■ TASK DETAILS
Pictures stay out of the copy; output exactly the lines from the one containing "Give me a plain-text" through the end of the material.

■ Stored entries
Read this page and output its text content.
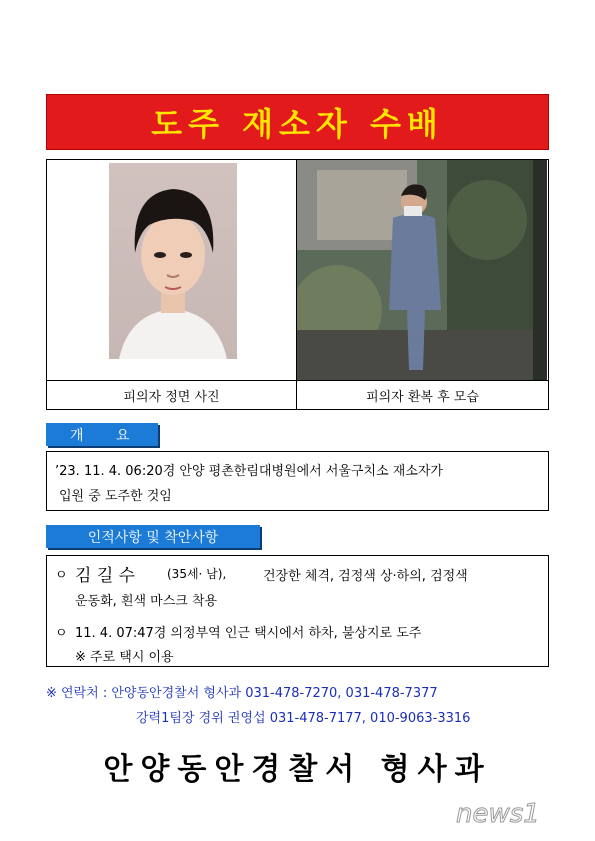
도주 재소자 수배
피의자 정면 사진	피의자 환복 후 모습
개 요
’23. 11. 4. 06:20경 안양 평촌한림대병원에서 서울구치소 재소자가
입원 중 도주한 것임
인적사항 및 착안사항
ㅇ 김 길 수	(35세· 남),	건장한 체격, 검정색 상·하의, 검정색
운동화, 흰색 마스크 착용
ㅇ 11. 4. 07:47경 의정부역 인근 택시에서 하차, 불상지로 도주
※ 주로 택시 이용
※ 연락처 : 안양동안경찰서 형사과 031-478-7270, 031-478-7377
강력1팀장 경위 권영섭 031-478-7177, 010-9063-3316
안양동안경찰서 형사과
news1
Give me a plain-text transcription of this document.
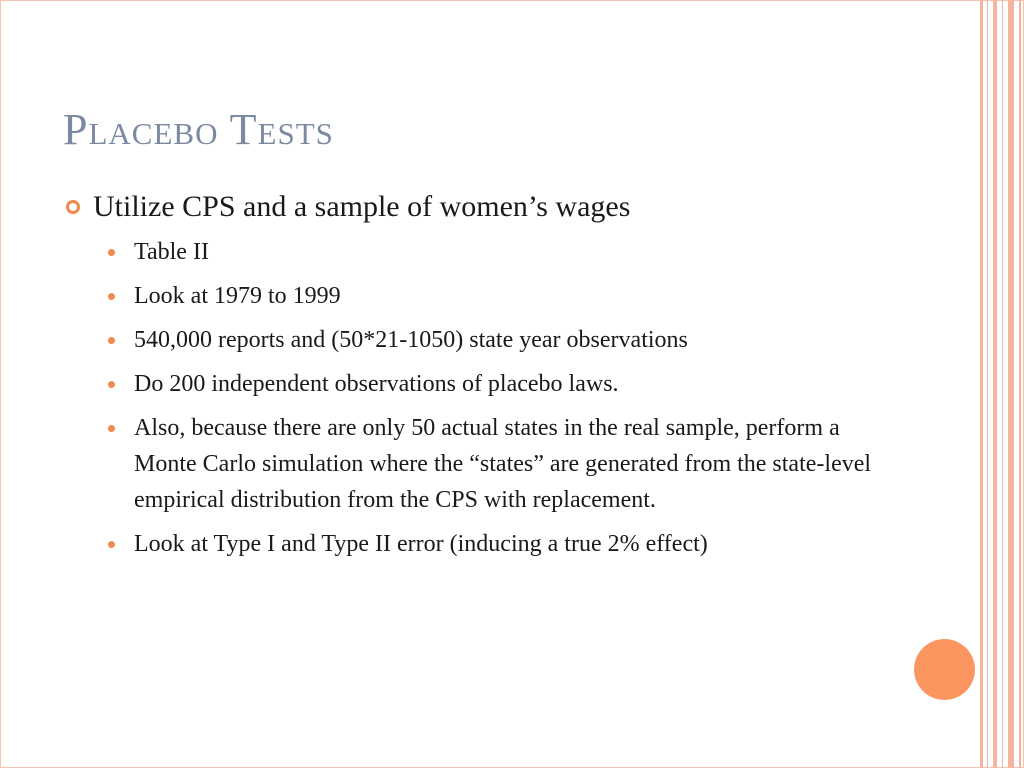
Placebo Tests
Utilize CPS and a sample of women’s wages
Table II
Look at 1979 to 1999
540,000 reports and (50*21-1050) state year observations
Do 200 independent observations of placebo laws.
Also, because there are only 50 actual states in the real sample, perform a Monte Carlo simulation where the “states” are generated from the state-level empirical distribution from the CPS with replacement.
Look at Type I and Type II error (inducing a true 2% effect)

■ IN RESPONSE
Give me a plain-text transcription of this document.
Placebo Tests
Utilize CPS and a sample of women’s wages
Table II
Look at 1979 to 1999
540,000 reports and (50*21-1050) state year observations
Do 200 independent observations of placebo laws.
Also, because there are only 50 actual states in the real sample, perform a Monte Carlo simulation where the “states” are generated from the state-level empirical distribution from the CPS with replacement.
Look at Type I and Type II error (inducing a true 2% effect)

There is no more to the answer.